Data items
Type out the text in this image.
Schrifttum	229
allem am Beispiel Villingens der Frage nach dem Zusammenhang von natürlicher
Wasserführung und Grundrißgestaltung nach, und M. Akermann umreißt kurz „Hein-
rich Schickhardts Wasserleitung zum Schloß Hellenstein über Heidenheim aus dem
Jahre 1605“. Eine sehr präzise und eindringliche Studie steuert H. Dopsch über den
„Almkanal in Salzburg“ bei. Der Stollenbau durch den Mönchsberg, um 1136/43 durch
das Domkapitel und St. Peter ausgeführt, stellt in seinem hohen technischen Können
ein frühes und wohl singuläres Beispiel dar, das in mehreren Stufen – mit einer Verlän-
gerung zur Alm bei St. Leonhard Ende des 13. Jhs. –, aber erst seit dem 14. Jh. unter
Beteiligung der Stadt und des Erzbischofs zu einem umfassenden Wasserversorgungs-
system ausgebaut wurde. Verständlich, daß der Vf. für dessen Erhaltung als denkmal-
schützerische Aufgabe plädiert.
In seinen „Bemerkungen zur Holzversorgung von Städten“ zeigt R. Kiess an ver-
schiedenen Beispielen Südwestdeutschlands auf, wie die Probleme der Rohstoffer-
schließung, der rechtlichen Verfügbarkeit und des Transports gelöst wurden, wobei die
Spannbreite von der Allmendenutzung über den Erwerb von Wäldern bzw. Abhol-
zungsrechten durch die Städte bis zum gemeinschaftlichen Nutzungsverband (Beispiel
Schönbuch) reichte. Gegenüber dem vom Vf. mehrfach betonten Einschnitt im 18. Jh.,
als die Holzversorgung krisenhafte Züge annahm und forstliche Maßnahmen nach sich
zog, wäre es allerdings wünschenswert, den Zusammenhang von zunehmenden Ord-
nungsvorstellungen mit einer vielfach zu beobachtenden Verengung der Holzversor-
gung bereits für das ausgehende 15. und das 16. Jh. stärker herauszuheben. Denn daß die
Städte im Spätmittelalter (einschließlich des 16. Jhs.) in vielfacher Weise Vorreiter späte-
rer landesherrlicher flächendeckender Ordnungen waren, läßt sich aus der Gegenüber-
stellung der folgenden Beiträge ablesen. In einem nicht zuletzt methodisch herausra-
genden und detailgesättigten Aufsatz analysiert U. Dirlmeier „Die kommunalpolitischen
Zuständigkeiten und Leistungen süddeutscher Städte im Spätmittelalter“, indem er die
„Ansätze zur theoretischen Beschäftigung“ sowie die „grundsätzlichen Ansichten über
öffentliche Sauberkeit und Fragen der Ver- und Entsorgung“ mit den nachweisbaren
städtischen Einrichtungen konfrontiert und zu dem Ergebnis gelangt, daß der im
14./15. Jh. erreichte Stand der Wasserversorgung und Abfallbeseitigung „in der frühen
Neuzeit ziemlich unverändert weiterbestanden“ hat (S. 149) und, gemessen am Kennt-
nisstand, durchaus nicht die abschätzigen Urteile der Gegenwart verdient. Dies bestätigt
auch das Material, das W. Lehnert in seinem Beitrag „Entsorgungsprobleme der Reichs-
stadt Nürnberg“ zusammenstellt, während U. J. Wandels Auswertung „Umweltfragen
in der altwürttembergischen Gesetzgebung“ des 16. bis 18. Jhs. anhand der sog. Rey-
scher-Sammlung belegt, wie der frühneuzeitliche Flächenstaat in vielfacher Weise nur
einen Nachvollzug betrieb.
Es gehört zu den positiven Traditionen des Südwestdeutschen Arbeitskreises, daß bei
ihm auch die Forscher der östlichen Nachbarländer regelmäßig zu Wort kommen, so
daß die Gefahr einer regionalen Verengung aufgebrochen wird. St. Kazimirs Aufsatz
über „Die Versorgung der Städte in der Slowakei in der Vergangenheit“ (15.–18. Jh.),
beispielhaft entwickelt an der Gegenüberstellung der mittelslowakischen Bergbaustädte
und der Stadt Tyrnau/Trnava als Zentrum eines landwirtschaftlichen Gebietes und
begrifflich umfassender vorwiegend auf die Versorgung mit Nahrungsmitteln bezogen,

Exercise requirements
Each entry is to be returned in full, character for character.

Exercise response
Type out the text in this image.
Schrifttum	229
allem am Beispiel Villingens der Frage nach dem Zusammenhang von natürlicher
Wasserführung und Grundrißgestaltung nach, und M. Akermann umreißt kurz „Hein-
rich Schickhardts Wasserleitung zum Schloß Hellenstein über Heidenheim aus dem
Jahre 1605“. Eine sehr präzise und eindringliche Studie steuert H. Dopsch über den
„Almkanal in Salzburg“ bei. Der Stollenbau durch den Mönchsberg, um 1136/43 durch
das Domkapitel und St. Peter ausgeführt, stellt in seinem hohen technischen Können
ein frühes und wohl singuläres Beispiel dar, das in mehreren Stufen – mit einer Verlän-
gerung zur Alm bei St. Leonhard Ende des 13. Jhs. –, aber erst seit dem 14. Jh. unter
Beteiligung der Stadt und des Erzbischofs zu einem umfassenden Wasserversorgungs-
system ausgebaut wurde. Verständlich, daß der Vf. für dessen Erhaltung als denkmal-
schützerische Aufgabe plädiert.
In seinen „Bemerkungen zur Holzversorgung von Städten“ zeigt R. Kiess an ver-
schiedenen Beispielen Südwestdeutschlands auf, wie die Probleme der Rohstoffer-
schließung, der rechtlichen Verfügbarkeit und des Transports gelöst wurden, wobei die
Spannbreite von der Allmendenutzung über den Erwerb von Wäldern bzw. Abhol-
zungsrechten durch die Städte bis zum gemeinschaftlichen Nutzungsverband (Beispiel
Schönbuch) reichte. Gegenüber dem vom Vf. mehrfach betonten Einschnitt im 18. Jh.,
als die Holzversorgung krisenhafte Züge annahm und forstliche Maßnahmen nach sich
zog, wäre es allerdings wünschenswert, den Zusammenhang von zunehmenden Ord-
nungsvorstellungen mit einer vielfach zu beobachtenden Verengung der Holzversor-
gung bereits für das ausgehende 15. und das 16. Jh. stärker herauszuheben. Denn daß die
Städte im Spätmittelalter (einschließlich des 16. Jhs.) in vielfacher Weise Vorreiter späte-
rer landesherrlicher flächendeckender Ordnungen waren, läßt sich aus der Gegenüber-
stellung der folgenden Beiträge ablesen. In einem nicht zuletzt methodisch herausra-
genden und detailgesättigten Aufsatz analysiert U. Dirlmeier „Die kommunalpolitischen
Zuständigkeiten und Leistungen süddeutscher Städte im Spätmittelalter“, indem er die
„Ansätze zur theoretischen Beschäftigung“ sowie die „grundsätzlichen Ansichten über
öffentliche Sauberkeit und Fragen der Ver- und Entsorgung“ mit den nachweisbaren
städtischen Einrichtungen konfrontiert und zu dem Ergebnis gelangt, daß der im
14./15. Jh. erreichte Stand der Wasserversorgung und Abfallbeseitigung „in der frühen
Neuzeit ziemlich unverändert weiterbestanden“ hat (S. 149) und, gemessen am Kennt-
nisstand, durchaus nicht die abschätzigen Urteile der Gegenwart verdient. Dies bestätigt
auch das Material, das W. Lehnert in seinem Beitrag „Entsorgungsprobleme der Reichs-
stadt Nürnberg“ zusammenstellt, während U. J. Wandels Auswertung „Umweltfragen
in der altwürttembergischen Gesetzgebung“ des 16. bis 18. Jhs. anhand der sog. Rey-
scher-Sammlung belegt, wie der frühneuzeitliche Flächenstaat in vielfacher Weise nur
einen Nachvollzug betrieb.
Es gehört zu den positiven Traditionen des Südwestdeutschen Arbeitskreises, daß bei
ihm auch die Forscher der östlichen Nachbarländer regelmäßig zu Wort kommen, so
daß die Gefahr einer regionalen Verengung aufgebrochen wird. St. Kazimirs Aufsatz
über „Die Versorgung der Städte in der Slowakei in der Vergangenheit“ (15.–18. Jh.),
beispielhaft entwickelt an der Gegenüberstellung der mittelslowakischen Bergbaustädte
und der Stadt Tyrnau/Trnava als Zentrum eines landwirtschaftlichen Gebietes und
begrifflich umfassender vorwiegend auf die Versorgung mit Nahrungsmitteln bezogen,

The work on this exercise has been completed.